## begin
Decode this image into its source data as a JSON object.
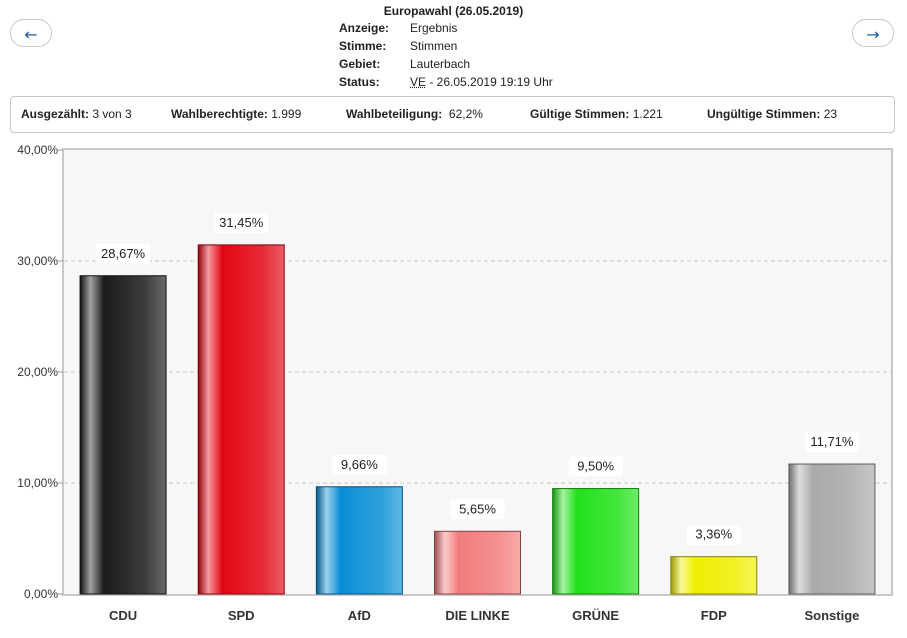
{
  "nav": {
    "prev_label": "←",
    "next_label": "→"
  },
  "header": {
    "title": "Europawahl (26.05.2019)",
    "rows": [
      {
        "label": "Anzeige:",
        "value": "Ergebnis"
      },
      {
        "label": "Stimme:",
        "value": "Stimmen"
      },
      {
        "label": "Gebiet:",
        "value": "Lauterbach"
      },
      {
        "label": "Status:",
        "abbr": "VE",
        "value": " - 26.05.2019 19:19 Uhr"
      }
    ]
  },
  "summary": [
    {
      "label": "Ausgezählt:",
      "value": "3 von 3"
    },
    {
      "label": "Wahlberechtigte:",
      "value": "1.999"
    },
    {
      "label": "Wahlbeteiligung:",
      "value": "62,2%"
    },
    {
      "label": "Gültige Stimmen:",
      "value": "1.221"
    },
    {
      "label": "Ungültige Stimmen:",
      "value": "23"
    }
  ],
  "chart_data": {
    "type": "bar",
    "title": "",
    "xlabel": "",
    "ylabel": "",
    "ylim": [
      0,
      40
    ],
    "yticks": [
      0,
      10,
      20,
      30,
      40
    ],
    "ytick_labels": [
      "0,00%",
      "10,00%",
      "20,00%",
      "30,00%",
      "40,00%"
    ],
    "grid": true,
    "legend": "none",
    "categories": [
      "CDU",
      "SPD",
      "AfD",
      "DIE LINKE",
      "GRÜNE",
      "FDP",
      "Sonstige"
    ],
    "values": [
      28.67,
      31.45,
      9.66,
      5.65,
      9.5,
      3.36,
      11.71
    ],
    "value_labels": [
      "28,67%",
      "31,45%",
      "9,66%",
      "5,65%",
      "9,50%",
      "3,36%",
      "11,71%"
    ],
    "colors": [
      "#1a1a1a",
      "#e30613",
      "#0a8ed6",
      "#f27c7c",
      "#22e11a",
      "#f0ee00",
      "#a9a9a9"
    ]
  }
}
## end
## [TASK]
What is needed is an exact reproduction of the data, pictures excluded.

## [COMPLETE OUTPUT]
Decode this image into its source data as a JSON object.
{
  "nav": {
    "prev_label": "←",
    "next_label": "→"
  },
  "header": {
    "title": "Europawahl (26.05.2019)",
    "rows": [
      {
        "label": "Anzeige:",
        "value": "Ergebnis"
      },
      {
        "label": "Stimme:",
        "value": "Stimmen"
      },
      {
        "label": "Gebiet:",
        "value": "Lauterbach"
      },
      {
        "label": "Status:",
        "abbr": "VE",
        "value": " - 26.05.2019 19:19 Uhr"
      }
    ]
  },
  "summary": [
    {
      "label": "Ausgezählt:",
      "value": "3 von 3"
    },
    {
      "label": "Wahlberechtigte:",
      "value": "1.999"
    },
    {
      "label": "Wahlbeteiligung:",
      "value": "62,2%"
    },
    {
      "label": "Gültige Stimmen:",
      "value": "1.221"
    },
    {
      "label": "Ungültige Stimmen:",
      "value": "23"
    }
  ],
  "chart_data": {
    "type": "bar",
    "title": "",
    "xlabel": "",
    "ylabel": "",
    "ylim": [
      0,
      40
    ],
    "yticks": [
      0,
      10,
      20,
      30,
      40
    ],
    "ytick_labels": [
      "0,00%",
      "10,00%",
      "20,00%",
      "30,00%",
      "40,00%"
    ],
    "grid": true,
    "legend": "none",
    "categories": [
      "CDU",
      "SPD",
      "AfD",
      "DIE LINKE",
      "GRÜNE",
      "FDP",
      "Sonstige"
    ],
    "values": [
      28.67,
      31.45,
      9.66,
      5.65,
      9.5,
      3.36,
      11.71
    ],
    "value_labels": [
      "28,67%",
      "31,45%",
      "9,66%",
      "5,65%",
      "9,50%",
      "3,36%",
      "11,71%"
    ],
    "colors": [
      "#1a1a1a",
      "#e30613",
      "#0a8ed6",
      "#f27c7c",
      "#22e11a",
      "#f0ee00",
      "#a9a9a9"
    ]
  }
}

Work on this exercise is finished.